* start Provided records *
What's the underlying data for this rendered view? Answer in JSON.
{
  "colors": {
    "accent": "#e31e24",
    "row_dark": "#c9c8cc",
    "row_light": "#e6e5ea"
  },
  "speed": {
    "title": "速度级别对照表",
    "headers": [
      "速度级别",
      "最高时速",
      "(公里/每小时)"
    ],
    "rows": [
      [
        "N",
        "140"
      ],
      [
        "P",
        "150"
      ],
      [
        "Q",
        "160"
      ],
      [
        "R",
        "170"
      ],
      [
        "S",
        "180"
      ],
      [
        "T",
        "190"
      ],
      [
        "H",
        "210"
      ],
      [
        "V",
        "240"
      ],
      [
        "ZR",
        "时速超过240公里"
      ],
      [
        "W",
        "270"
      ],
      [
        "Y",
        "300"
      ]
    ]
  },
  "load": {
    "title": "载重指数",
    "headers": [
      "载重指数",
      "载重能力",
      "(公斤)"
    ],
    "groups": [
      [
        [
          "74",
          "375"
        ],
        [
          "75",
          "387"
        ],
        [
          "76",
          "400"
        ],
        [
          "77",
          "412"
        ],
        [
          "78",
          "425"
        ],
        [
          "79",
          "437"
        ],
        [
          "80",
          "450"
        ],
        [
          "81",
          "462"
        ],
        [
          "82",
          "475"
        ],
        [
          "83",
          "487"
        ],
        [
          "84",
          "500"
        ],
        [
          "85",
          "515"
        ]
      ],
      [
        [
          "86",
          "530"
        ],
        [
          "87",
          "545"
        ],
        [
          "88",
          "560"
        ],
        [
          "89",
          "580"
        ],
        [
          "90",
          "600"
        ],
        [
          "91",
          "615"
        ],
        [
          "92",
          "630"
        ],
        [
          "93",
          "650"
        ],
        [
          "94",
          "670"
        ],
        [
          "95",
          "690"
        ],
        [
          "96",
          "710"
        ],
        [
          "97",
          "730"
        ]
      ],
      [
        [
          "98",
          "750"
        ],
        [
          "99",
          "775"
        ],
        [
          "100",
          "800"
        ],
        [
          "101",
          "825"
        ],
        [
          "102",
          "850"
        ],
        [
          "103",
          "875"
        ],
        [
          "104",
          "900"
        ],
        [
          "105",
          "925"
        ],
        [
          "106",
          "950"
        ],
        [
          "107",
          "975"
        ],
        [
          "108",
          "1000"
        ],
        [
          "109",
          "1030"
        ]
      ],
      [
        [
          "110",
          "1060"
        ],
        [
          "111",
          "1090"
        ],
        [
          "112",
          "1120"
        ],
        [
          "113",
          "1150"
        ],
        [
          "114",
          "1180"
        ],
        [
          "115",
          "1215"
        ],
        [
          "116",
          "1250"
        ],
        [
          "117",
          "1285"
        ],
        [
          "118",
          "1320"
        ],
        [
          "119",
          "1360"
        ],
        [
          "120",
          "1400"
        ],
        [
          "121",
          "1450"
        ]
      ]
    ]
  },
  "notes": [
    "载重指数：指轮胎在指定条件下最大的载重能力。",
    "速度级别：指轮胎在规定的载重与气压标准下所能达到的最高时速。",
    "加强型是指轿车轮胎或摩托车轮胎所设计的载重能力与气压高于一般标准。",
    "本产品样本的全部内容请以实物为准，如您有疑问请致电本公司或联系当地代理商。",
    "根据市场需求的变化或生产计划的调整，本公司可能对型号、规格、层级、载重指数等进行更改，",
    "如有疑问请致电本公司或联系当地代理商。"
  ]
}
* end Provided records *
Objective:
Reproduce the entries above in full by retyping them exactly.

Response to the exercise:
What's the underlying data for this rendered view? Answer in JSON.
{
  "colors": {
    "accent": "#e31e24",
    "row_dark": "#c9c8cc",
    "row_light": "#e6e5ea"
  },
  "speed": {
    "title": "速度级别对照表",
    "headers": [
      "速度级别",
      "最高时速",
      "(公里/每小时)"
    ],
    "rows": [
      [
        "N",
        "140"
      ],
      [
        "P",
        "150"
      ],
      [
        "Q",
        "160"
      ],
      [
        "R",
        "170"
      ],
      [
        "S",
        "180"
      ],
      [
        "T",
        "190"
      ],
      [
        "H",
        "210"
      ],
      [
        "V",
        "240"
      ],
      [
        "ZR",
        "时速超过240公里"
      ],
      [
        "W",
        "270"
      ],
      [
        "Y",
        "300"
      ]
    ]
  },
  "load": {
    "title": "载重指数",
    "headers": [
      "载重指数",
      "载重能力",
      "(公斤)"
    ],
    "groups": [
      [
        [
          "74",
          "375"
        ],
        [
          "75",
          "387"
        ],
        [
          "76",
          "400"
        ],
        [
          "77",
          "412"
        ],
        [
          "78",
          "425"
        ],
        [
          "79",
          "437"
        ],
        [
          "80",
          "450"
        ],
        [
          "81",
          "462"
        ],
        [
          "82",
          "475"
        ],
        [
          "83",
          "487"
        ],
        [
          "84",
          "500"
        ],
        [
          "85",
          "515"
        ]
      ],
      [
        [
          "86",
          "530"
        ],
        [
          "87",
          "545"
        ],
        [
          "88",
          "560"
        ],
        [
          "89",
          "580"
        ],
        [
          "90",
          "600"
        ],
        [
          "91",
          "615"
        ],
        [
          "92",
          "630"
        ],
        [
          "93",
          "650"
        ],
        [
          "94",
          "670"
        ],
        [
          "95",
          "690"
        ],
        [
          "96",
          "710"
        ],
        [
          "97",
          "730"
        ]
      ],
      [
        [
          "98",
          "750"
        ],
        [
          "99",
          "775"
        ],
        [
          "100",
          "800"
        ],
        [
          "101",
          "825"
        ],
        [
          "102",
          "850"
        ],
        [
          "103",
          "875"
        ],
        [
          "104",
          "900"
        ],
        [
          "105",
          "925"
        ],
        [
          "106",
          "950"
        ],
        [
          "107",
          "975"
        ],
        [
          "108",
          "1000"
        ],
        [
          "109",
          "1030"
        ]
      ],
      [
        [
          "110",
          "1060"
        ],
        [
          "111",
          "1090"
        ],
        [
          "112",
          "1120"
        ],
        [
          "113",
          "1150"
        ],
        [
          "114",
          "1180"
        ],
        [
          "115",
          "1215"
        ],
        [
          "116",
          "1250"
        ],
        [
          "117",
          "1285"
        ],
        [
          "118",
          "1320"
        ],
        [
          "119",
          "1360"
        ],
        [
          "120",
          "1400"
        ],
        [
          "121",
          "1450"
        ]
      ]
    ]
  },
  "notes": [
    "载重指数：指轮胎在指定条件下最大的载重能力。",
    "速度级别：指轮胎在规定的载重与气压标准下所能达到的最高时速。",
    "加强型是指轿车轮胎或摩托车轮胎所设计的载重能力与气压高于一般标准。",
    "本产品样本的全部内容请以实物为准，如您有疑问请致电本公司或联系当地代理商。",
    "根据市场需求的变化或生产计划的调整，本公司可能对型号、规格、层级、载重指数等进行更改，",
    "如有疑问请致电本公司或联系当地代理商。"
  ]
}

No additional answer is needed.